## ТЕКСТ ДЛЯ ЧТЕНИЯ
>>>

Работая в богатой библиотеке Симеона Полоцкого, Сильвестр много читал (оставляя на книгах пометы и замечания), перевел немало сочинений своего учителя с латинского и польского языков, готовил к печати его труды, вел обширную переписку. Книгоиздание было важным пунктом просветительской программы Полоцкого и Медведева. Именно печатная книга должна была, по их мнению, дополнить деятельность московского университета (который предполагалось организовать), создать необходимый научный и культурный фон, нести «свет науки совершенной» в массы. Государева Печатного двора, находившегося под неусыпным контролем патриарха Иоакима, было, по их мнению, недостаточно для обеспечения государства нужными книгами. К приезду Медведева в Москву Полоцкому удалось добиться согласия царя на создание особой, Верхней (то есть дворцовой), типографии, не подотчетной церковным властям{97}.

Царский учитель Симеон Полоцкий 

Типография создавалась как крупное предприятие, оснащенное шестью станами высокой печати (на Печатном дворе их было 12), новейшим станом для выпуска офортов с медных матриц (отсутствовавшем на Печатном дворе до начала XVIII века), с большим штатом печатников, должностями редактора, администратора, с особым приказом Верхней типографии. Развернуть ее работу оказалось непросто. Мало было преодолеть бешеное сопротивление «мудроборцев» во главе с патриархом Иоакимом, который даже проклял оптом все выходящие «без благословения» книги. Мало было привлечь к сотрудничеству выдающихся художников, таких, как Симон Ушаков, гравированные картинки и заставки которых не только украшали книги, но и продавались отдельно, принося типографии хорошую прибыль. Сами издатели должны были приобрести профессиональную квалификацию, на практике овладеть секретами и тонкостями издательского дела.

За опытом Медведев обратился на государев Печатный двор, который, несмотря на ограничения, упорно трудился над просвещением России. В ноябре 1678 года, минуя должности книжного «чтеца» и «писца», Сильвестр стал старшим редактором — справщиком Печатного двора (а еще через год — старшим справщиком с более высоким окладом). Десятилетие его работы в главном издательстве страны ознаменовалось выходом более чем 150 изданий. В их числе различные азбуки вышли тиражом более чем 34 тысячи экземпляров, учебные псалтыри — более 12 тысяч; издана была арифметика, ряд публицистических произведений и множество канонических книг. Освоив богатый опыт справщиков Печатного двора, Сильвестр внес в него собственный вклад, особенно в методику перевода и исторической критики текста. С его именем связывают также зарождение славяно-русской библиографии{98}.

«Невероятным событием», «неслыханным новшеством» для России называют исследователи работу Верхней типографии, в которой Медведев играл основную роль. Бесцензурная литература в XVII столетии: учебная, дидактическая, беллетристическая — отечественная и переводная, прозаическая и поэтическая — выходящая крупными тиражами и в блестящем оформлении (не уступающем голландскому). Думаю, сказанного достаточно, чтобы оценить подвиг Симеона и Сильвестра.

<<<

## ИСХОДНЫЙ ФРАГМЕНТ
>>>

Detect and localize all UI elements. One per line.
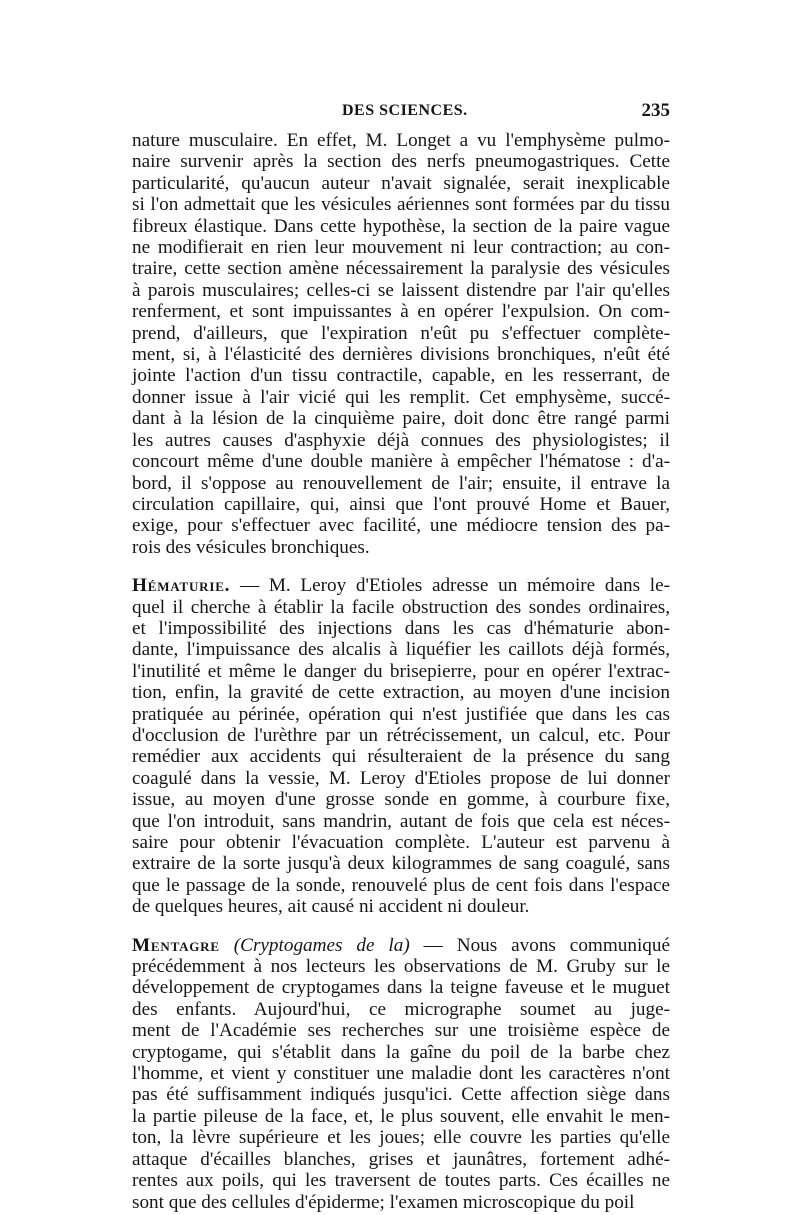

<<<

## ЗАДАНИЯ
a) Сколько станов высокой печати было в Верхней типографии согласно тексту о Сильвестре Медведеве?
b) Продолжите текст о Сильвестре Медведеве после его последнего предложения.

## ОТВЕТЫ
a) Шесть станов высокой печати.

b)
В это время ярко проявился поэтический талант Медведева. Развивая применительно к богатствам русского языка стихотворный метод Полоцкого, он создает обширные поэмы, придворные «приветства», «плачи» и эпитафии{99}. Благодаря его усилиям стихотворные орации, предназначенные для публичного чтения на придворных праздниках и затем оформлявшиеся в виде книг, становятся важной формой публицистики. Вслед за учителем Сильвестр настойчиво пропагандирует в стихах убеждение, что государственная и общественная польза является главным критерием оценки достоинства политического деятеля. Просвещение страны, развитие национальной науки выдвигается в его стихах на первое место среди прочих добродетелей и заслуг самого царя. И это не случайно. В конце 1670-х годов просветители готовили решительный штурм «тьмы невежества»: в Москве должен был открыться университет, или, как тогда говорили, Академия{100}.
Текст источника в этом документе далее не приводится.